[Record excerpts start]

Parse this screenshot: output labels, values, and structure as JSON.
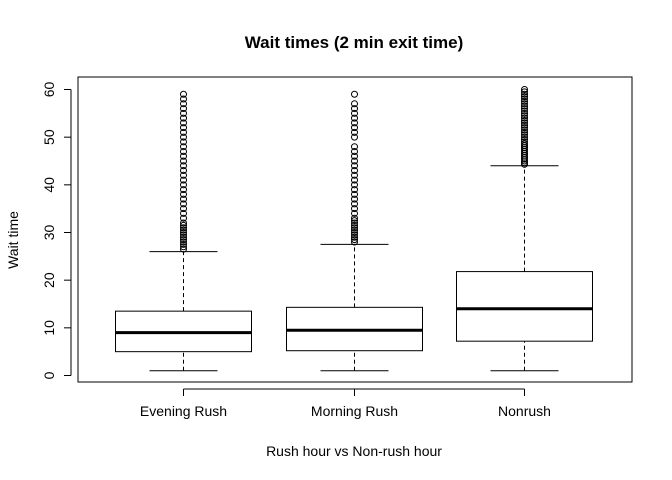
{
  "chart_data": {
    "type": "box",
    "title": "Wait times (2 min exit time)",
    "xlabel": "Rush hour vs Non-rush hour",
    "ylabel": "Wait time",
    "ylim": [
      0,
      60
    ],
    "yticks": [
      0,
      10,
      20,
      30,
      40,
      50,
      60
    ],
    "grid": false,
    "categories": [
      "Evening Rush",
      "Morning Rush",
      "Nonrush"
    ],
    "series": [
      {
        "min": 1,
        "q1": 5,
        "median": 9,
        "q3": 13.5,
        "whisker_high": 26,
        "outliers": [
          26.5,
          27,
          27.5,
          28,
          28.5,
          29,
          29.5,
          30,
          30.5,
          31,
          31.5,
          32,
          33,
          34,
          35,
          36,
          37,
          38,
          39,
          40,
          41,
          42,
          43,
          44,
          45,
          46,
          47,
          48,
          49,
          50,
          51,
          52,
          53,
          54,
          55,
          56,
          57,
          58,
          59
        ]
      },
      {
        "min": 1,
        "q1": 5.2,
        "median": 9.5,
        "q3": 14.3,
        "whisker_high": 27.5,
        "outliers": [
          28,
          28.5,
          29,
          29.5,
          30,
          30.5,
          31,
          31.5,
          32,
          32.5,
          33,
          34,
          35,
          36,
          37,
          38,
          39,
          40,
          41,
          42,
          43,
          44,
          45,
          46,
          47,
          48,
          50,
          51,
          52,
          53,
          54,
          55,
          56,
          57,
          59
        ]
      },
      {
        "min": 1,
        "q1": 7.2,
        "median": 14,
        "q3": 21.8,
        "whisker_high": 44,
        "outliers": [
          44.3,
          44.6,
          45,
          45.4,
          45.8,
          46.2,
          46.6,
          47,
          47.4,
          47.8,
          48.2,
          48.6,
          49,
          49.5,
          50,
          50.5,
          51,
          51.5,
          52,
          52.5,
          53,
          53.5,
          54,
          54.5,
          55,
          55.5,
          56,
          56.5,
          57,
          57.5,
          58,
          58.5,
          59,
          59.5,
          60
        ]
      }
    ]
  }
}
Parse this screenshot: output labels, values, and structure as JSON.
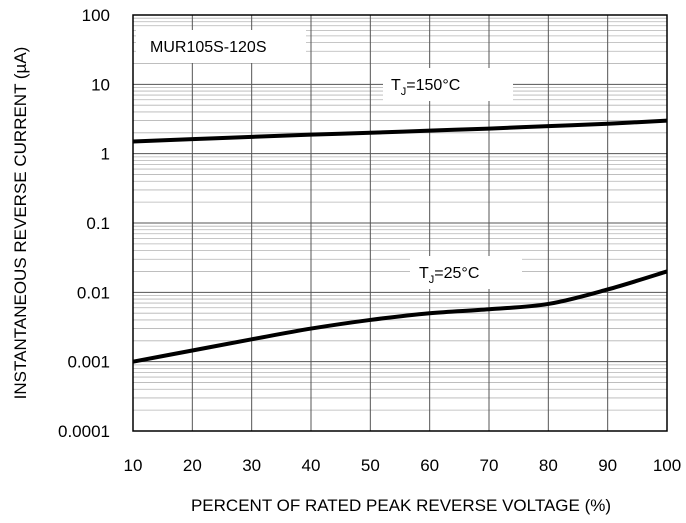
{
  "chart_data": {
    "type": "line",
    "title": "",
    "xlabel": "PERCENT OF RATED PEAK REVERSE VOLTAGE (%)",
    "ylabel": "INSTANTANEOUS REVERSE CURRENT (µA)",
    "xlim": [
      10,
      100
    ],
    "ylim": [
      0.0001,
      100
    ],
    "yscale": "log",
    "grid": true,
    "x_ticks": [
      "10",
      "20",
      "30",
      "40",
      "50",
      "60",
      "70",
      "80",
      "90",
      "100"
    ],
    "y_ticks": [
      "100",
      "10",
      "1",
      "0.1",
      "0.01",
      "0.001",
      "0.0001"
    ],
    "part_label": "MUR105S-120S",
    "series": [
      {
        "label_main": "T",
        "label_sub": "J",
        "label_rest": "=150°C",
        "x": [
          10,
          20,
          30,
          40,
          50,
          60,
          70,
          80,
          90,
          100
        ],
        "y": [
          1.5,
          1.62,
          1.75,
          1.88,
          2.0,
          2.15,
          2.3,
          2.5,
          2.7,
          3.0
        ]
      },
      {
        "label_main": "T",
        "label_sub": "J",
        "label_rest": "=25°C",
        "x": [
          10,
          20,
          30,
          40,
          50,
          60,
          70,
          80,
          90,
          100
        ],
        "y": [
          0.001,
          0.00145,
          0.0021,
          0.003,
          0.004,
          0.005,
          0.0057,
          0.0068,
          0.011,
          0.02
        ]
      }
    ]
  }
}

[Record excerpts end]

Every line in the data that holds "xlabel" should be copied out.

    "xlabel": "Rush hour vs Non-rush hour",
    "xlabel": "PERCENT OF RATED PEAK REVERSE VOLTAGE (%)",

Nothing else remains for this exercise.